[Rows from a figure dataset]
----------
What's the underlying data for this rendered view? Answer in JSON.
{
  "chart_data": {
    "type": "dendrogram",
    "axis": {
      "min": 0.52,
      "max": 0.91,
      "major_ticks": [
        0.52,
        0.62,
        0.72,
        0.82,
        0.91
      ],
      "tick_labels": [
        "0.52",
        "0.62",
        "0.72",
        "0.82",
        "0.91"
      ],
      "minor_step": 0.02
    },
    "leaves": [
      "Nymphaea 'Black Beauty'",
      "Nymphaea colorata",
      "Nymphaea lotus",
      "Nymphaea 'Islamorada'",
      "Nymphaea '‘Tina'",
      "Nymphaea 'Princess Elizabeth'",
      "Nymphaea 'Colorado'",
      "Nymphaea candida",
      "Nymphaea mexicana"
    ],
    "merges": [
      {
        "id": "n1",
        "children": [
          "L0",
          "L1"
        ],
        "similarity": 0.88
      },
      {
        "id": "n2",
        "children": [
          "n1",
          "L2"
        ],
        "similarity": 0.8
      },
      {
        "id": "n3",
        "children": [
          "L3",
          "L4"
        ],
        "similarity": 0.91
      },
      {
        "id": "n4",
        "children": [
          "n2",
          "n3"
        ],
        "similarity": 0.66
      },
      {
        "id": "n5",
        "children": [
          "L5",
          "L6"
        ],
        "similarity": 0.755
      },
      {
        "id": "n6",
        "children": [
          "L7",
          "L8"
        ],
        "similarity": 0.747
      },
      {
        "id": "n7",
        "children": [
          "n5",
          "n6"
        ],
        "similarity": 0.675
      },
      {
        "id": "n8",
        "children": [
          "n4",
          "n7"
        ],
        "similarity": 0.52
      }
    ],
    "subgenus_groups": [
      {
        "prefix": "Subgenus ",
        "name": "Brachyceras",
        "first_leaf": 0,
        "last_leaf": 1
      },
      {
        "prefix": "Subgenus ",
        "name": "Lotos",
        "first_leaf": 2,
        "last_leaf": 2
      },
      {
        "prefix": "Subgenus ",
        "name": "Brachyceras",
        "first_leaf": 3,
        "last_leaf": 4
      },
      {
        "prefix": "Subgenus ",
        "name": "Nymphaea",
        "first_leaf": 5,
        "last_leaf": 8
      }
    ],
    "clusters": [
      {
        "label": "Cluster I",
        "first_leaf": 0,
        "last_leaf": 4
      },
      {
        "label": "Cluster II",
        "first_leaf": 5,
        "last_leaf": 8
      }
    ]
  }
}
----------
**WHAT TO WORK ON**
Collect the lines of the records that include the string "Nymphaea".

**OUTPUT**
      "Nymphaea 'Black Beauty'",
      "Nymphaea colorata",
      "Nymphaea lotus",
      "Nymphaea 'Islamorada'",
      "Nymphaea '‘Tina'",
      "Nymphaea 'Princess Elizabeth'",
      "Nymphaea 'Colorado'",
      "Nymphaea candida",
      "Nymphaea mexicana"
        "name": "Nymphaea",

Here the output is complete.